- [TASK DIRECTIONS] Repeat the listing below in full, exactly as it stands.

--- START ---

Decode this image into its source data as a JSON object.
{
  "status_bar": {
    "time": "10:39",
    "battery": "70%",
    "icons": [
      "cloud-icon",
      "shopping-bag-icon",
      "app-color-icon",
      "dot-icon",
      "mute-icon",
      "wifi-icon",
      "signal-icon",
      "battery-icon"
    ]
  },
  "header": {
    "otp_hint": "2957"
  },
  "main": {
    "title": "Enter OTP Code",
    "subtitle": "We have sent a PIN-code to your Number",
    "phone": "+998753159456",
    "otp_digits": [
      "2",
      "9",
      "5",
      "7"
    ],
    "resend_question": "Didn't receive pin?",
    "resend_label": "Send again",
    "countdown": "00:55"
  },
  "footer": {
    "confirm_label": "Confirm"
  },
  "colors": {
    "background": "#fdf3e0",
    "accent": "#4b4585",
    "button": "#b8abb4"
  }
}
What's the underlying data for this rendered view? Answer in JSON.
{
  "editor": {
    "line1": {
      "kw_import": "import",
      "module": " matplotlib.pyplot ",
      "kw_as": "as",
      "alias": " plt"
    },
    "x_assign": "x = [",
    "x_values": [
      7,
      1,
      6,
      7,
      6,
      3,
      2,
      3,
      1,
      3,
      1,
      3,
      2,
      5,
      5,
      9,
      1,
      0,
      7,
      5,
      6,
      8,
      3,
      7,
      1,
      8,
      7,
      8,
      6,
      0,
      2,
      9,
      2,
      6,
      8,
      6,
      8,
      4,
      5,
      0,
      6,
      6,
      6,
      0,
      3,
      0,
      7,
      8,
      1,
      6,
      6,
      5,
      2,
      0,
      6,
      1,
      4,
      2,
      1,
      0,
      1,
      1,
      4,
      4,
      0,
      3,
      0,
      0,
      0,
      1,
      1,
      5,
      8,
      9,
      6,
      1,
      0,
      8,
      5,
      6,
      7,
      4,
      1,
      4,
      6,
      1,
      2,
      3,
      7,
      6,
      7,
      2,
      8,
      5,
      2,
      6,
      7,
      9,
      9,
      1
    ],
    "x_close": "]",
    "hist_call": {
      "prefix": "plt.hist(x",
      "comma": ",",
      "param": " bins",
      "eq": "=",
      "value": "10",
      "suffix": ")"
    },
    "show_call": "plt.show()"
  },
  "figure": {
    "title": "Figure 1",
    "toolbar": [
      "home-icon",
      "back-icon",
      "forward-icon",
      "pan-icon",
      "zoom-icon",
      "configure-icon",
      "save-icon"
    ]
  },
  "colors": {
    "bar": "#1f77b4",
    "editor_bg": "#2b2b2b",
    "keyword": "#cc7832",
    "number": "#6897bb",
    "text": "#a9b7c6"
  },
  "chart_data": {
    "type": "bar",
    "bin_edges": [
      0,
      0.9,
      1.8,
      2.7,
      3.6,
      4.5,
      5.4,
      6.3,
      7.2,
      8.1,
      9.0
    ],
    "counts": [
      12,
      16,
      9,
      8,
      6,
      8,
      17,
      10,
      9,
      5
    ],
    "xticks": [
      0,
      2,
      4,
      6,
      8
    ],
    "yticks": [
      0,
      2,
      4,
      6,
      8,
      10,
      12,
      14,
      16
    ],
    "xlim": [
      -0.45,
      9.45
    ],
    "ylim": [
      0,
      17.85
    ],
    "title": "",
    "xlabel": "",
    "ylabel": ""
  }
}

--- END ---

- [EXERCISE OUTPUT]
Decode this image into its source data as a JSON object.
{
  "status_bar": {
    "time": "10:39",
    "battery": "70%",
    "icons": [
      "cloud-icon",
      "shopping-bag-icon",
      "app-color-icon",
      "dot-icon",
      "mute-icon",
      "wifi-icon",
      "signal-icon",
      "battery-icon"
    ]
  },
  "header": {
    "otp_hint": "2957"
  },
  "main": {
    "title": "Enter OTP Code",
    "subtitle": "We have sent a PIN-code to your Number",
    "phone": "+998753159456",
    "otp_digits": [
      "2",
      "9",
      "5",
      "7"
    ],
    "resend_question": "Didn't receive pin?",
    "resend_label": "Send again",
    "countdown": "00:55"
  },
  "footer": {
    "confirm_label": "Confirm"
  },
  "colors": {
    "background": "#fdf3e0",
    "accent": "#4b4585",
    "button": "#b8abb4"
  }
}
What's the underlying data for this rendered view? Answer in JSON.
{
  "editor": {
    "line1": {
      "kw_import": "import",
      "module": " matplotlib.pyplot ",
      "kw_as": "as",
      "alias": " plt"
    },
    "x_assign": "x = [",
    "x_values": [
      7,
      1,
      6,
      7,
      6,
      3,
      2,
      3,
      1,
      3,
      1,
      3,
      2,
      5,
      5,
      9,
      1,
      0,
      7,
      5,
      6,
      8,
      3,
      7,
      1,
      8,
      7,
      8,
      6,
      0,
      2,
      9,
      2,
      6,
      8,
      6,
      8,
      4,
      5,
      0,
      6,
      6,
      6,
      0,
      3,
      0,
      7,
      8,
      1,
      6,
      6,
      5,
      2,
      0,
      6,
      1,
      4,
      2,
      1,
      0,
      1,
      1,
      4,
      4,
      0,
      3,
      0,
      0,
      0,
      1,
      1,
      5,
      8,
      9,
      6,
      1,
      0,
      8,
      5,
      6,
      7,
      4,
      1,
      4,
      6,
      1,
      2,
      3,
      7,
      6,
      7,
      2,
      8,
      5,
      2,
      6,
      7,
      9,
      9,
      1
    ],
    "x_close": "]",
    "hist_call": {
      "prefix": "plt.hist(x",
      "comma": ",",
      "param": " bins",
      "eq": "=",
      "value": "10",
      "suffix": ")"
    },
    "show_call": "plt.show()"
  },
  "figure": {
    "title": "Figure 1",
    "toolbar": [
      "home-icon",
      "back-icon",
      "forward-icon",
      "pan-icon",
      "zoom-icon",
      "configure-icon",
      "save-icon"
    ]
  },
  "colors": {
    "bar": "#1f77b4",
    "editor_bg": "#2b2b2b",
    "keyword": "#cc7832",
    "number": "#6897bb",
    "text": "#a9b7c6"
  },
  "chart_data": {
    "type": "bar",
    "bin_edges": [
      0,
      0.9,
      1.8,
      2.7,
      3.6,
      4.5,
      5.4,
      6.3,
      7.2,
      8.1,
      9.0
    ],
    "counts": [
      12,
      16,
      9,
      8,
      6,
      8,
      17,
      10,
      9,
      5
    ],
    "xticks": [
      0,
      2,
      4,
      6,
      8
    ],
    "yticks": [
      0,
      2,
      4,
      6,
      8,
      10,
      12,
      14,
      16
    ],
    "xlim": [
      -0.45,
      9.45
    ],
    "ylim": [
      0,
      17.85
    ],
    "title": "",
    "xlabel": "",
    "ylabel": ""
  }
}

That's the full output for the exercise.